**Exercise details:** Quote each record exactly, please, leaving none out.

Collection entries
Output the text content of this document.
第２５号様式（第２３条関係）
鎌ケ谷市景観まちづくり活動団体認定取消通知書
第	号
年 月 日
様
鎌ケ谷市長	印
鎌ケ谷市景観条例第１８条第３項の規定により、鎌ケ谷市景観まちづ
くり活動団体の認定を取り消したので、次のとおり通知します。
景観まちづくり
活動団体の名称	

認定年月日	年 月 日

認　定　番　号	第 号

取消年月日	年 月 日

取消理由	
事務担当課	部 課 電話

**Output below:**
Output the text content of this document.
第２５号様式（第２３条関係）
鎌ケ谷市景観まちづくり活動団体認定取消通知書
第	号
年 月 日
様
鎌ケ谷市長	印
鎌ケ谷市景観条例第１８条第３項の規定により、鎌ケ谷市景観まちづ
くり活動団体の認定を取り消したので、次のとおり通知します。
景観まちづくり
活動団体の名称	

認定年月日	年 月 日

認　定　番　号	第 号

取消年月日	年 月 日

取消理由	
事務担当課	部 課 電話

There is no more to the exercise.